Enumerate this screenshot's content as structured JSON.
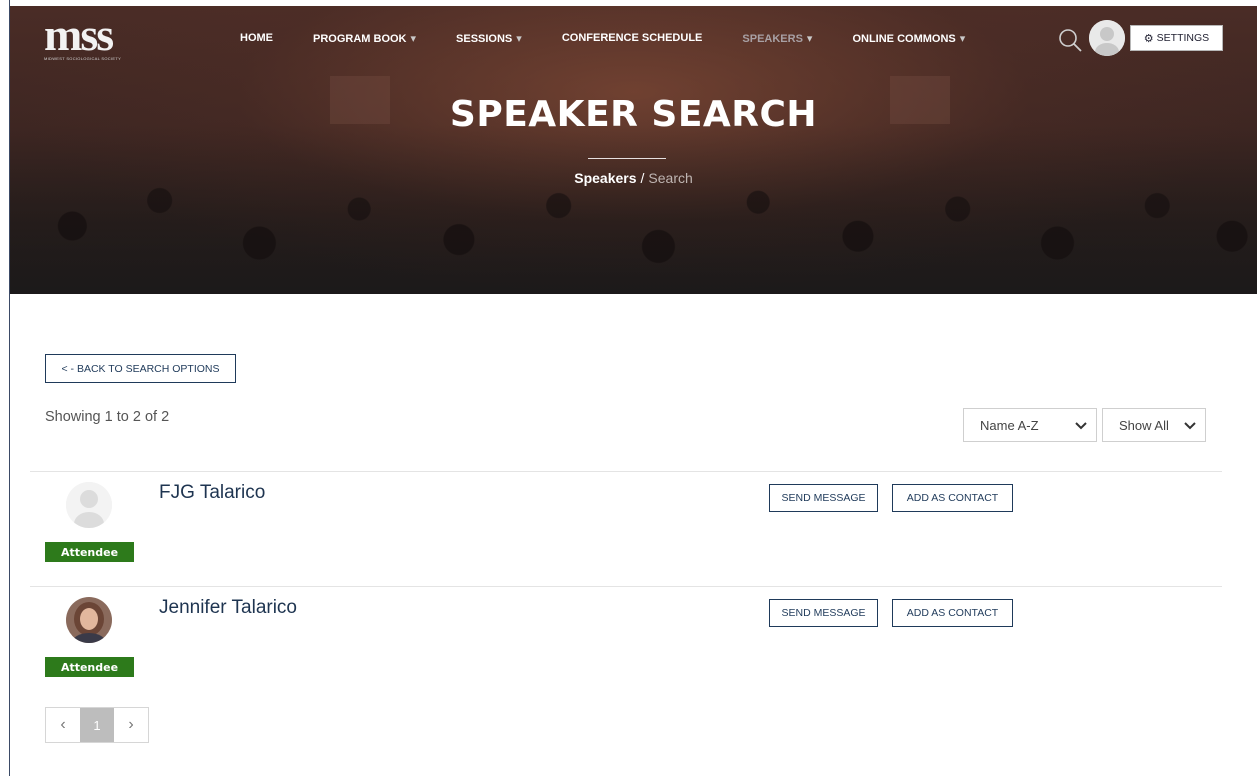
{
  "logo": {
    "text": "mss",
    "subtitle": "MIDWEST SOCIOLOGICAL SOCIETY"
  },
  "nav": {
    "items": [
      {
        "label": "HOME",
        "caret": ""
      },
      {
        "label": "PROGRAM BOOK",
        "caret": "▾"
      },
      {
        "label": "SESSIONS",
        "caret": "▾"
      },
      {
        "label": "CONFERENCE SCHEDULE",
        "caret": ""
      },
      {
        "label": "SPEAKERS",
        "caret": "▾"
      },
      {
        "label": "ONLINE COMMONS",
        "caret": "▾"
      }
    ],
    "settings_label": "SETTINGS",
    "settings_icon": "gear-icon",
    "search_icon": "search-icon"
  },
  "hero": {
    "title": "SPEAKER SEARCH",
    "breadcrumb": {
      "link": "Speakers",
      "separator": "/",
      "current": "Search"
    }
  },
  "content": {
    "back_label": "< - BACK TO SEARCH OPTIONS",
    "showing": "Showing 1 to 2 of 2",
    "sort": {
      "selected": "Name A-Z"
    },
    "filter": {
      "selected": "Show All"
    }
  },
  "speakers": [
    {
      "name": "FJG Talarico",
      "badge": "Attendee",
      "send_label": "SEND MESSAGE",
      "contact_label": "ADD AS CONTACT"
    },
    {
      "name": "Jennifer Talarico",
      "badge": "Attendee",
      "send_label": "SEND MESSAGE",
      "contact_label": "ADD AS CONTACT"
    }
  ],
  "pagination": {
    "prev": "‹",
    "current": "1",
    "next": "›"
  },
  "colors": {
    "badge_green": "#2d7a1b",
    "navy": "#1f3a5a",
    "hero_dark": "#3d2622"
  }
}
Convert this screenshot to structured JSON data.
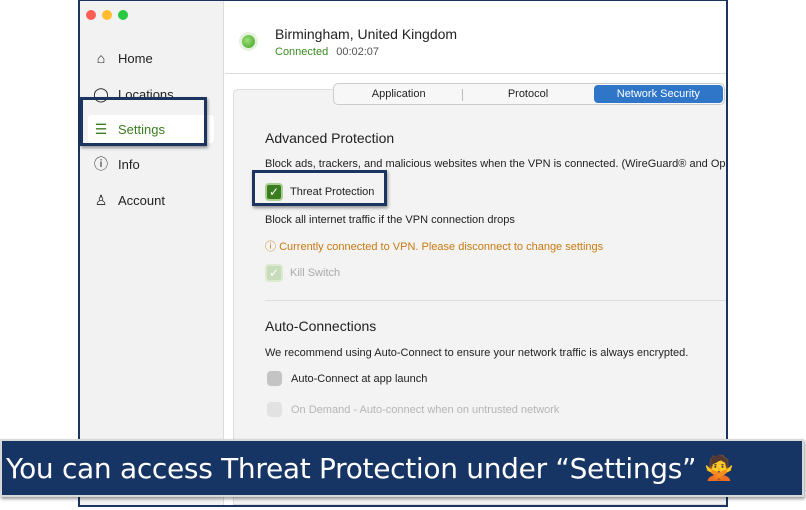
{
  "sidebar": {
    "items": [
      {
        "label": "Home",
        "icon": "home-icon",
        "glyph": "⌂"
      },
      {
        "label": "Locations",
        "icon": "location-pin-icon",
        "glyph": "◯"
      },
      {
        "label": "Settings",
        "icon": "sliders-icon",
        "glyph": "☰",
        "active": true
      },
      {
        "label": "Info",
        "icon": "info-icon",
        "glyph": "ⓘ"
      },
      {
        "label": "Account",
        "icon": "user-icon",
        "glyph": "♙"
      }
    ]
  },
  "header": {
    "location": "Birmingham, United Kingdom",
    "status": "Connected",
    "timer": "00:02:07",
    "status_color": "#3a8a20"
  },
  "tabs": [
    {
      "label": "Application"
    },
    {
      "label": "Protocol"
    },
    {
      "label": "Network Security",
      "selected": true
    }
  ],
  "advanced": {
    "title": "Advanced Protection",
    "description": "Block ads, trackers, and malicious websites when the VPN is connected. (WireGuard® and Ope",
    "threat_label": "Threat Protection",
    "threat_checked": true,
    "killswitch_description": "Block all internet traffic if the VPN connection drops",
    "warning": "Currently connected to VPN. Please disconnect to change settings",
    "killswitch_label": "Kill Switch",
    "killswitch_checked": true
  },
  "auto": {
    "title": "Auto-Connections",
    "description": "We recommend using Auto-Connect to ensure your network traffic is always encrypted.",
    "launch_label": "Auto-Connect at app launch",
    "ondemand_label": "On Demand - Auto-connect when on untrusted network"
  },
  "banner": {
    "text": "You can access Threat Protection under “Settings”",
    "emoji": "🙅"
  },
  "colors": {
    "accent": "#2f76c9",
    "highlight": "#1b3560",
    "warning": "#c87a10"
  }
}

━━━━━━━━━━━━━━━━━━━━

▸ **Instructions to follow**
Every entry above needs to be retyped exactly; drop the pictures.

▸ **Solved exercise**
Enumerate this screenshot's content as structured JSON.
{
  "logo": {
    "text": "mss",
    "subtitle": "MIDWEST SOCIOLOGICAL SOCIETY"
  },
  "nav": {
    "items": [
      {
        "label": "HOME",
        "caret": ""
      },
      {
        "label": "PROGRAM BOOK",
        "caret": "▾"
      },
      {
        "label": "SESSIONS",
        "caret": "▾"
      },
      {
        "label": "CONFERENCE SCHEDULE",
        "caret": ""
      },
      {
        "label": "SPEAKERS",
        "caret": "▾"
      },
      {
        "label": "ONLINE COMMONS",
        "caret": "▾"
      }
    ],
    "settings_label": "SETTINGS",
    "settings_icon": "gear-icon",
    "search_icon": "search-icon"
  },
  "hero": {
    "title": "SPEAKER SEARCH",
    "breadcrumb": {
      "link": "Speakers",
      "separator": "/",
      "current": "Search"
    }
  },
  "content": {
    "back_label": "< - BACK TO SEARCH OPTIONS",
    "showing": "Showing 1 to 2 of 2",
    "sort": {
      "selected": "Name A-Z"
    },
    "filter": {
      "selected": "Show All"
    }
  },
  "speakers": [
    {
      "name": "FJG Talarico",
      "badge": "Attendee",
      "send_label": "SEND MESSAGE",
      "contact_label": "ADD AS CONTACT"
    },
    {
      "name": "Jennifer Talarico",
      "badge": "Attendee",
      "send_label": "SEND MESSAGE",
      "contact_label": "ADD AS CONTACT"
    }
  ],
  "pagination": {
    "prev": "‹",
    "current": "1",
    "next": "›"
  },
  "colors": {
    "badge_green": "#2d7a1b",
    "navy": "#1f3a5a",
    "hero_dark": "#3d2622"
  }
}
Convert this screenshot to structured JSON data.
{
  "sidebar": {
    "items": [
      {
        "label": "Home",
        "icon": "home-icon",
        "glyph": "⌂"
      },
      {
        "label": "Locations",
        "icon": "location-pin-icon",
        "glyph": "◯"
      },
      {
        "label": "Settings",
        "icon": "sliders-icon",
        "glyph": "☰",
        "active": true
      },
      {
        "label": "Info",
        "icon": "info-icon",
        "glyph": "ⓘ"
      },
      {
        "label": "Account",
        "icon": "user-icon",
        "glyph": "♙"
      }
    ]
  },
  "header": {
    "location": "Birmingham, United Kingdom",
    "status": "Connected",
    "timer": "00:02:07",
    "status_color": "#3a8a20"
  },
  "tabs": [
    {
      "label": "Application"
    },
    {
      "label": "Protocol"
    },
    {
      "label": "Network Security",
      "selected": true
    }
  ],
  "advanced": {
    "title": "Advanced Protection",
    "description": "Block ads, trackers, and malicious websites when the VPN is connected. (WireGuard® and Ope",
    "threat_label": "Threat Protection",
    "threat_checked": true,
    "killswitch_description": "Block all internet traffic if the VPN connection drops",
    "warning": "Currently connected to VPN. Please disconnect to change settings",
    "killswitch_label": "Kill Switch",
    "killswitch_checked": true
  },
  "auto": {
    "title": "Auto-Connections",
    "description": "We recommend using Auto-Connect to ensure your network traffic is always encrypted.",
    "launch_label": "Auto-Connect at app launch",
    "ondemand_label": "On Demand - Auto-connect when on untrusted network"
  },
  "banner": {
    "text": "You can access Threat Protection under “Settings”",
    "emoji": "🙅"
  },
  "colors": {
    "accent": "#2f76c9",
    "highlight": "#1b3560",
    "warning": "#c87a10"
  }
}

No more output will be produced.